▶ EXERCISE
Report every line of the listing that contains the string "Tweaks", matching case exactly.

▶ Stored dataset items
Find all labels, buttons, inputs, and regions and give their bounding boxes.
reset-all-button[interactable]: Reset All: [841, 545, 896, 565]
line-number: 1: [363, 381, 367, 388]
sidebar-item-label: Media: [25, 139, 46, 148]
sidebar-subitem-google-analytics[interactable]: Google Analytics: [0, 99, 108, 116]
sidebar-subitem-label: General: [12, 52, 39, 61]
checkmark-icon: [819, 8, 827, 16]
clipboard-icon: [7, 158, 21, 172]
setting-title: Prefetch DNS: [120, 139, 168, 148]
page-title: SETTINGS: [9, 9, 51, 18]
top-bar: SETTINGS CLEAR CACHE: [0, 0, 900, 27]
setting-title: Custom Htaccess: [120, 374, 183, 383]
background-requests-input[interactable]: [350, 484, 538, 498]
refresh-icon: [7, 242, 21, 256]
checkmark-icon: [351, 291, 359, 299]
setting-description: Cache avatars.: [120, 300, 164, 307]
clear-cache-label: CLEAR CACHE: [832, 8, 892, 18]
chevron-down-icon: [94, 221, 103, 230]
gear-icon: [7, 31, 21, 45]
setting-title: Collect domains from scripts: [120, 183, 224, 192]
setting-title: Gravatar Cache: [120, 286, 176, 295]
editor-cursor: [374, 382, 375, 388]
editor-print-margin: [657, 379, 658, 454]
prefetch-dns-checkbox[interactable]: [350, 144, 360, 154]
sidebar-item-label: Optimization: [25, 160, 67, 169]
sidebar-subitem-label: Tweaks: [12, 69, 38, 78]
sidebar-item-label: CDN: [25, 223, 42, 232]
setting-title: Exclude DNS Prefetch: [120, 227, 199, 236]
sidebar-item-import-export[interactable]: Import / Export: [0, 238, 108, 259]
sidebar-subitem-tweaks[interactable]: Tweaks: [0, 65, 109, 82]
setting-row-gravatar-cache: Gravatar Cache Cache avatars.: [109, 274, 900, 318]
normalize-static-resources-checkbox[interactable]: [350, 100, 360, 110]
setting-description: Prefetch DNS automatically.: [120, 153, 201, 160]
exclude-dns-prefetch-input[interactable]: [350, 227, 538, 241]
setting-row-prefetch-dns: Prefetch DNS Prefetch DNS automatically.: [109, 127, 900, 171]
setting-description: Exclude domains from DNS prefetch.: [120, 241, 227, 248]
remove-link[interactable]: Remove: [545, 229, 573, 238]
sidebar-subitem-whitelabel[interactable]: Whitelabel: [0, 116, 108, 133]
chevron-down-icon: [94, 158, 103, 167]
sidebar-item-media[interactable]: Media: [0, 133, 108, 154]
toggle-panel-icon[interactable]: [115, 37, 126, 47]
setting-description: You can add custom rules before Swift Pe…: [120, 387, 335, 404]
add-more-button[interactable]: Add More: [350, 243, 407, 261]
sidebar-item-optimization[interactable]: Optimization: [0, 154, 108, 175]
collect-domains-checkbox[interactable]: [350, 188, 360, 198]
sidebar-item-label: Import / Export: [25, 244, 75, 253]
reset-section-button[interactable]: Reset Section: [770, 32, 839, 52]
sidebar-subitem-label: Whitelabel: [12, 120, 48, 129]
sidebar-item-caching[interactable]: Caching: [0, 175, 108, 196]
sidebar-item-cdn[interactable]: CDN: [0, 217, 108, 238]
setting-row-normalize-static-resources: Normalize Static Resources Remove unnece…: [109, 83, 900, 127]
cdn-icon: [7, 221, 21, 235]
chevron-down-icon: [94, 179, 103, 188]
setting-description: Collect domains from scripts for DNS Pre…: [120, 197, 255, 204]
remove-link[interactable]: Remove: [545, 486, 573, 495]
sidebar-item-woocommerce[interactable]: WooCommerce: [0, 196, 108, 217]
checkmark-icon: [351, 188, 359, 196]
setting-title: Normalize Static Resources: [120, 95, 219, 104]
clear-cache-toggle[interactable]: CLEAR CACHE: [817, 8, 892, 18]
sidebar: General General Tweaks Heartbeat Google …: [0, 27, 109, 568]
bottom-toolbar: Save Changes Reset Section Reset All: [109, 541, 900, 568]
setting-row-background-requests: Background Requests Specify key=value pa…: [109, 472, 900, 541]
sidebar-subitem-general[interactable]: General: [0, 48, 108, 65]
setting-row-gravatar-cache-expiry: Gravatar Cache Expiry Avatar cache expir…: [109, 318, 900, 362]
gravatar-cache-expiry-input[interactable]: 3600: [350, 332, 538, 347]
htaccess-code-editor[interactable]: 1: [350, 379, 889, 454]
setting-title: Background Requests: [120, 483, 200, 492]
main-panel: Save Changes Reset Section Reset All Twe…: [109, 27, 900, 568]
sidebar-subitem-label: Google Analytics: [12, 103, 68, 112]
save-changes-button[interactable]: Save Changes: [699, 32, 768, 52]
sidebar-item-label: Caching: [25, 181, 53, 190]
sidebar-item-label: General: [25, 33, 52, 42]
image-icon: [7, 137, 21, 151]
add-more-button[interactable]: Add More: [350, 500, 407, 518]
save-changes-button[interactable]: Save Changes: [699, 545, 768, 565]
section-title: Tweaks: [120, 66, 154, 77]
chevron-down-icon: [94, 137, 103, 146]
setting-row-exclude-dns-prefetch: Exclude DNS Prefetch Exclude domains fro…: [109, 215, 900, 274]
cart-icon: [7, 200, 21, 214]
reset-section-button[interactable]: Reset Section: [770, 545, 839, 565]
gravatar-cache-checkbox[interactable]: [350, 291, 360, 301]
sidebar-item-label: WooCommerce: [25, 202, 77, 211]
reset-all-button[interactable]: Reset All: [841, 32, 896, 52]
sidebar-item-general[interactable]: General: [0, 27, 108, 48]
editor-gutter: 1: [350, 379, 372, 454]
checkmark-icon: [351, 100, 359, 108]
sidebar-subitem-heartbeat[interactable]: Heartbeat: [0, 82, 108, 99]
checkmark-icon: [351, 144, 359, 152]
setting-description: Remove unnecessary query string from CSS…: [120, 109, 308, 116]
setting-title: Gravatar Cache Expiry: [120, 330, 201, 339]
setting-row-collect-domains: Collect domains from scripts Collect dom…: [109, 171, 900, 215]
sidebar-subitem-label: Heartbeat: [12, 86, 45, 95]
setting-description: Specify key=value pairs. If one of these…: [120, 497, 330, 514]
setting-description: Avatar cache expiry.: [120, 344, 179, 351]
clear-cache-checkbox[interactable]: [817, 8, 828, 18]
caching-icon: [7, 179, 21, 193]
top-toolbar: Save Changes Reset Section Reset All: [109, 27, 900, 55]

▶ SOLUTION FOR THIS PROBLEM
sidebar-subitem-label: Tweaks: [12, 69, 38, 78]
sidebar-subitem-tweaks[interactable]: Tweaks: [0, 65, 109, 82]
sidebar: General General Tweaks Heartbeat Google …: [0, 27, 109, 568]
section-title: Tweaks: [120, 66, 154, 77]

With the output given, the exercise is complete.